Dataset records
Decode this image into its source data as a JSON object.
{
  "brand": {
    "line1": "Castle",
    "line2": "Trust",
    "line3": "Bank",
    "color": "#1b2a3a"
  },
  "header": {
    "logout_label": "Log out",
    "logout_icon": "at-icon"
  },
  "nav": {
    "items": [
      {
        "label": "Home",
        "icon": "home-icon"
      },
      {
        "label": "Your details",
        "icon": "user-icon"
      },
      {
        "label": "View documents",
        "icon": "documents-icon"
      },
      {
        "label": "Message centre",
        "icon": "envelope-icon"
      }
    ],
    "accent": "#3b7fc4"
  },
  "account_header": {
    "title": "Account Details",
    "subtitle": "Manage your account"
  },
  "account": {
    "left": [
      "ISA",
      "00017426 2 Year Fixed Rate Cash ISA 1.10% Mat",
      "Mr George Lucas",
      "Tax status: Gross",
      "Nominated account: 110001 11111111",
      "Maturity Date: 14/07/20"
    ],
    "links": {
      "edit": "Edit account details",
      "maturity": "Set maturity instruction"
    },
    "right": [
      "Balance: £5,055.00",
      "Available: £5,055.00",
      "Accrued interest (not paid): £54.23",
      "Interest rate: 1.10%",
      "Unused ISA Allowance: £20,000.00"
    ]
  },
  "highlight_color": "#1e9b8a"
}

> _Brief_
Take the records above and return them exactly as written.

> _Answer to this task_
Decode this image into its source data as a JSON object.
{
  "brand": {
    "line1": "Castle",
    "line2": "Trust",
    "line3": "Bank",
    "color": "#1b2a3a"
  },
  "header": {
    "logout_label": "Log out",
    "logout_icon": "at-icon"
  },
  "nav": {
    "items": [
      {
        "label": "Home",
        "icon": "home-icon"
      },
      {
        "label": "Your details",
        "icon": "user-icon"
      },
      {
        "label": "View documents",
        "icon": "documents-icon"
      },
      {
        "label": "Message centre",
        "icon": "envelope-icon"
      }
    ],
    "accent": "#3b7fc4"
  },
  "account_header": {
    "title": "Account Details",
    "subtitle": "Manage your account"
  },
  "account": {
    "left": [
      "ISA",
      "00017426 2 Year Fixed Rate Cash ISA 1.10% Mat",
      "Mr George Lucas",
      "Tax status: Gross",
      "Nominated account: 110001 11111111",
      "Maturity Date: 14/07/20"
    ],
    "links": {
      "edit": "Edit account details",
      "maturity": "Set maturity instruction"
    },
    "right": [
      "Balance: £5,055.00",
      "Available: £5,055.00",
      "Accrued interest (not paid): £54.23",
      "Interest rate: 1.10%",
      "Unused ISA Allowance: £20,000.00"
    ]
  },
  "highlight_color": "#1e9b8a"
}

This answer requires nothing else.